[Problem details]:
Output each entry exactly; skip nothing.

[Raw data]:

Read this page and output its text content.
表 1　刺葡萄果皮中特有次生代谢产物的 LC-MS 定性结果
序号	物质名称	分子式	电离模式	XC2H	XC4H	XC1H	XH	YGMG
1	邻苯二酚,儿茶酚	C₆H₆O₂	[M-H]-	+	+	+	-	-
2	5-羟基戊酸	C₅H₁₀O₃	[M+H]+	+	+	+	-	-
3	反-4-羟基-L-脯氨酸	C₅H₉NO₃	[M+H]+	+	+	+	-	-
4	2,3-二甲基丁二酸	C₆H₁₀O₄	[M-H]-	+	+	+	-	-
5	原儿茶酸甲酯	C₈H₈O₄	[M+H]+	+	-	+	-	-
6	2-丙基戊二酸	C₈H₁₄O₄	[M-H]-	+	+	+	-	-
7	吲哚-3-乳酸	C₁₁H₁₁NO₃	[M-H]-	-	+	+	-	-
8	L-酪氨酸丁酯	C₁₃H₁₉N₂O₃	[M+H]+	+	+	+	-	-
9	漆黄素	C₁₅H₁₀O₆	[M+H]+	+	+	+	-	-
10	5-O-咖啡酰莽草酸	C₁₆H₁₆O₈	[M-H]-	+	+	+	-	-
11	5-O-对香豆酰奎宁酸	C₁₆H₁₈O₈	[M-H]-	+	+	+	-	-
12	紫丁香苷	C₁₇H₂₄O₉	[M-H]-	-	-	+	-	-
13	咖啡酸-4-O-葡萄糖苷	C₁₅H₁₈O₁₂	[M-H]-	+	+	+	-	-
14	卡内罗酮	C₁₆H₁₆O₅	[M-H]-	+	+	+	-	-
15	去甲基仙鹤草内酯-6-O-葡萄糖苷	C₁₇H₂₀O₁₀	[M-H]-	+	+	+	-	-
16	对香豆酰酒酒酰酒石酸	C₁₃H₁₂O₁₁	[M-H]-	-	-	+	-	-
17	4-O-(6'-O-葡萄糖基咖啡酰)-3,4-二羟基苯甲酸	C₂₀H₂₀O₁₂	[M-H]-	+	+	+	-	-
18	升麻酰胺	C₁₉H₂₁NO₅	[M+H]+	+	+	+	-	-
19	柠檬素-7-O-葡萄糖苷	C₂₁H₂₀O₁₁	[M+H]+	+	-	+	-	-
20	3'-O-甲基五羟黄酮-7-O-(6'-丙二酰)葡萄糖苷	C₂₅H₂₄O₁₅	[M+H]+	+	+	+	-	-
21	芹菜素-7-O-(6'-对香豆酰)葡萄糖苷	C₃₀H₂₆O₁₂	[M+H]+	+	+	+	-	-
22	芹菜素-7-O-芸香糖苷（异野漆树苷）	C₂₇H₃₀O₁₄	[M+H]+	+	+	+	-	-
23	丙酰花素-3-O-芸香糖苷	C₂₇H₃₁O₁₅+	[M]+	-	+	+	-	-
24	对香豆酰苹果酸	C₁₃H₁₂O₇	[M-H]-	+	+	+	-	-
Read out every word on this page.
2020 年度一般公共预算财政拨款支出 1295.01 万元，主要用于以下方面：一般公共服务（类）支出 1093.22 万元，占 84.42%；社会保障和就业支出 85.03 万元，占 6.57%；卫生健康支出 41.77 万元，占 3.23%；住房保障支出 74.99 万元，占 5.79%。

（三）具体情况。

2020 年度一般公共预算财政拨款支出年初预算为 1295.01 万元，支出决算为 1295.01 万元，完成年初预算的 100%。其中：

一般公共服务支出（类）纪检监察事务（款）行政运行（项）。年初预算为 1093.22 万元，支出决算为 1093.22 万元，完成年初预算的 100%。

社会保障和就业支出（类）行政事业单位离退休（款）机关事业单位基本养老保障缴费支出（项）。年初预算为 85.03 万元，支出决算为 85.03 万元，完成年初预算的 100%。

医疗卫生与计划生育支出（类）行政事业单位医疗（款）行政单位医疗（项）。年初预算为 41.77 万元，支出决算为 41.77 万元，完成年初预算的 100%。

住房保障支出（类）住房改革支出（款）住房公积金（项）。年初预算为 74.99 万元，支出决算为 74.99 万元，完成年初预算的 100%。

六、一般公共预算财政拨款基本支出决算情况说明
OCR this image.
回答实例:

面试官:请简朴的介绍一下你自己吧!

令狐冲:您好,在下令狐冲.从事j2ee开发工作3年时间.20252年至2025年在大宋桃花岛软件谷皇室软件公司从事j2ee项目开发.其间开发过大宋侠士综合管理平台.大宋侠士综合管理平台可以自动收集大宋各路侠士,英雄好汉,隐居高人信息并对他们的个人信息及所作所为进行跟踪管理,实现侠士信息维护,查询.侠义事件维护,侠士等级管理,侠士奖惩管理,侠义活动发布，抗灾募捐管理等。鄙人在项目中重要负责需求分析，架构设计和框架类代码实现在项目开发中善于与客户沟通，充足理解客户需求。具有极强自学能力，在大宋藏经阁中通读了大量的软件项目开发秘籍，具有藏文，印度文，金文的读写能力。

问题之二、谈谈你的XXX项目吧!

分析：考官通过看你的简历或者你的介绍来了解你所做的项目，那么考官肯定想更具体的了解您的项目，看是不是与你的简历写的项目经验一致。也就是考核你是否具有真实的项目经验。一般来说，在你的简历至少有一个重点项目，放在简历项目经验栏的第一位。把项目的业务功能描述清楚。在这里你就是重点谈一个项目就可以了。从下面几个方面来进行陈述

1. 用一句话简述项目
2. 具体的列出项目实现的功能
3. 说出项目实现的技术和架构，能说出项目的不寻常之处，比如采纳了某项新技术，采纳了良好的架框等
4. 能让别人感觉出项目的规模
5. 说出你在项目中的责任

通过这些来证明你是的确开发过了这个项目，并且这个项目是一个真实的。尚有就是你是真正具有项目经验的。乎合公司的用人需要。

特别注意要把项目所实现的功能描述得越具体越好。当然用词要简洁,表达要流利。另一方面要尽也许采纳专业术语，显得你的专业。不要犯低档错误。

[Expected output]:
Read this page and output its text content.
表 1　刺葡萄果皮中特有次生代谢产物的 LC-MS 定性结果
序号	物质名称	分子式	电离模式	XC2H	XC4H	XC1H	XH	YGMG
1	邻苯二酚,儿茶酚	C₆H₆O₂	[M-H]-	+	+	+	-	-
2	5-羟基戊酸	C₅H₁₀O₃	[M+H]+	+	+	+	-	-
3	反-4-羟基-L-脯氨酸	C₅H₉NO₃	[M+H]+	+	+	+	-	-
4	2,3-二甲基丁二酸	C₆H₁₀O₄	[M-H]-	+	+	+	-	-
5	原儿茶酸甲酯	C₈H₈O₄	[M+H]+	+	-	+	-	-
6	2-丙基戊二酸	C₈H₁₄O₄	[M-H]-	+	+	+	-	-
7	吲哚-3-乳酸	C₁₁H₁₁NO₃	[M-H]-	-	+	+	-	-
8	L-酪氨酸丁酯	C₁₃H₁₉N₂O₃	[M+H]+	+	+	+	-	-
9	漆黄素	C₁₅H₁₀O₆	[M+H]+	+	+	+	-	-
10	5-O-咖啡酰莽草酸	C₁₆H₁₆O₈	[M-H]-	+	+	+	-	-
11	5-O-对香豆酰奎宁酸	C₁₆H₁₈O₈	[M-H]-	+	+	+	-	-
12	紫丁香苷	C₁₇H₂₄O₉	[M-H]-	-	-	+	-	-
13	咖啡酸-4-O-葡萄糖苷	C₁₅H₁₈O₁₂	[M-H]-	+	+	+	-	-
14	卡内罗酮	C₁₆H₁₆O₅	[M-H]-	+	+	+	-	-
15	去甲基仙鹤草内酯-6-O-葡萄糖苷	C₁₇H₂₀O₁₀	[M-H]-	+	+	+	-	-
16	对香豆酰酒酒酰酒石酸	C₁₃H₁₂O₁₁	[M-H]-	-	-	+	-	-
17	4-O-(6'-O-葡萄糖基咖啡酰)-3,4-二羟基苯甲酸	C₂₀H₂₀O₁₂	[M-H]-	+	+	+	-	-
18	升麻酰胺	C₁₉H₂₁NO₅	[M+H]+	+	+	+	-	-
19	柠檬素-7-O-葡萄糖苷	C₂₁H₂₀O₁₁	[M+H]+	+	-	+	-	-
20	3'-O-甲基五羟黄酮-7-O-(6'-丙二酰)葡萄糖苷	C₂₅H₂₄O₁₅	[M+H]+	+	+	+	-	-
21	芹菜素-7-O-(6'-对香豆酰)葡萄糖苷	C₃₀H₂₆O₁₂	[M+H]+	+	+	+	-	-
22	芹菜素-7-O-芸香糖苷（异野漆树苷）	C₂₇H₃₀O₁₄	[M+H]+	+	+	+	-	-
23	丙酰花素-3-O-芸香糖苷	C₂₇H₃₁O₁₅+	[M]+	-	+	+	-	-
24	对香豆酰苹果酸	C₁₃H₁₂O₇	[M-H]-	+	+	+	-	-
Read out every word on this page.
2020 年度一般公共预算财政拨款支出 1295.01 万元，主要用于以下方面：一般公共服务（类）支出 1093.22 万元，占 84.42%；社会保障和就业支出 85.03 万元，占 6.57%；卫生健康支出 41.77 万元，占 3.23%；住房保障支出 74.99 万元，占 5.79%。

（三）具体情况。

2020 年度一般公共预算财政拨款支出年初预算为 1295.01 万元，支出决算为 1295.01 万元，完成年初预算的 100%。其中：

一般公共服务支出（类）纪检监察事务（款）行政运行（项）。年初预算为 1093.22 万元，支出决算为 1093.22 万元，完成年初预算的 100%。

社会保障和就业支出（类）行政事业单位离退休（款）机关事业单位基本养老保障缴费支出（项）。年初预算为 85.03 万元，支出决算为 85.03 万元，完成年初预算的 100%。

医疗卫生与计划生育支出（类）行政事业单位医疗（款）行政单位医疗（项）。年初预算为 41.77 万元，支出决算为 41.77 万元，完成年初预算的 100%。

住房保障支出（类）住房改革支出（款）住房公积金（项）。年初预算为 74.99 万元，支出决算为 74.99 万元，完成年初预算的 100%。

六、一般公共预算财政拨款基本支出决算情况说明
OCR this image.
回答实例:

面试官:请简朴的介绍一下你自己吧!

令狐冲:您好,在下令狐冲.从事j2ee开发工作3年时间.20252年至2025年在大宋桃花岛软件谷皇室软件公司从事j2ee项目开发.其间开发过大宋侠士综合管理平台.大宋侠士综合管理平台可以自动收集大宋各路侠士,英雄好汉,隐居高人信息并对他们的个人信息及所作所为进行跟踪管理,实现侠士信息维护,查询.侠义事件维护,侠士等级管理,侠士奖惩管理,侠义活动发布，抗灾募捐管理等。鄙人在项目中重要负责需求分析，架构设计和框架类代码实现在项目开发中善于与客户沟通，充足理解客户需求。具有极强自学能力，在大宋藏经阁中通读了大量的软件项目开发秘籍，具有藏文，印度文，金文的读写能力。

问题之二、谈谈你的XXX项目吧!

分析：考官通过看你的简历或者你的介绍来了解你所做的项目，那么考官肯定想更具体的了解您的项目，看是不是与你的简历写的项目经验一致。也就是考核你是否具有真实的项目经验。一般来说，在你的简历至少有一个重点项目，放在简历项目经验栏的第一位。把项目的业务功能描述清楚。在这里你就是重点谈一个项目就可以了。从下面几个方面来进行陈述

1. 用一句话简述项目
2. 具体的列出项目实现的功能
3. 说出项目实现的技术和架构，能说出项目的不寻常之处，比如采纳了某项新技术，采纳了良好的架框等
4. 能让别人感觉出项目的规模
5. 说出你在项目中的责任

通过这些来证明你是的确开发过了这个项目，并且这个项目是一个真实的。尚有就是你是真正具有项目经验的。乎合公司的用人需要。

特别注意要把项目所实现的功能描述得越具体越好。当然用词要简洁,表达要流利。另一方面要尽也许采纳专业术语，显得你的专业。不要犯低档错误。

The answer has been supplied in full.